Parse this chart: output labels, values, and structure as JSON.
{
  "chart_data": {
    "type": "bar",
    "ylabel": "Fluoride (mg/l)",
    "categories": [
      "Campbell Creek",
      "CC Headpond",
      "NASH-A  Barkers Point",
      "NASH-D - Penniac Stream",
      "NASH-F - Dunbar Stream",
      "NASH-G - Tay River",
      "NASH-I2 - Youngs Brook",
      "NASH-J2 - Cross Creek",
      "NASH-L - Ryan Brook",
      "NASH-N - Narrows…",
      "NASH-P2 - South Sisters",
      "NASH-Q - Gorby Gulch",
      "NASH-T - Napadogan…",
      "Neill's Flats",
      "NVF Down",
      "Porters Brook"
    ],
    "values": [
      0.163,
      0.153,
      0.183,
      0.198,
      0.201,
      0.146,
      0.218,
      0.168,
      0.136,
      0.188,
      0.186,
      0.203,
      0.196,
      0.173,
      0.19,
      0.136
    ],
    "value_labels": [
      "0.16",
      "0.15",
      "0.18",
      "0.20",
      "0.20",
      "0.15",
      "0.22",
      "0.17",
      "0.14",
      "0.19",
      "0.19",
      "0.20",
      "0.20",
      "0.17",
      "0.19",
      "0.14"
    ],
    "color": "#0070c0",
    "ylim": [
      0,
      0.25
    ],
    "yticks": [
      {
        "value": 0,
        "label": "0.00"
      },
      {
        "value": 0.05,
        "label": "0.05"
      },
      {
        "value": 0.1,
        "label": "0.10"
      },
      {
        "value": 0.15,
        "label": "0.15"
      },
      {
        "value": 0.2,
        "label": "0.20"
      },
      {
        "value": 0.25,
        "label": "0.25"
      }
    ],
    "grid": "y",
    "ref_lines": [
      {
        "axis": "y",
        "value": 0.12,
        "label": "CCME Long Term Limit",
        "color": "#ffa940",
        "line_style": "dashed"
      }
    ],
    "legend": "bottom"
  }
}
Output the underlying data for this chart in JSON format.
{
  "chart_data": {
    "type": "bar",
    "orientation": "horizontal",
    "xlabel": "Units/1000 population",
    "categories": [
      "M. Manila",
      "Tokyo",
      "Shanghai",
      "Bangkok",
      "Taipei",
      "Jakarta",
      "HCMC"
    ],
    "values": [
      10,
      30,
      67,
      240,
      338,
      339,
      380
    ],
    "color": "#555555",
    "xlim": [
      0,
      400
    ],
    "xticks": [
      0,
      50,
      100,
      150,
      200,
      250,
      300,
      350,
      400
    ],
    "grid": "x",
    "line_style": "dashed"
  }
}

## WHAT IS BEING ASKED
For the records above, state how many lines include the string "Stream", giving the number and nothing else.

## RESPONSE
2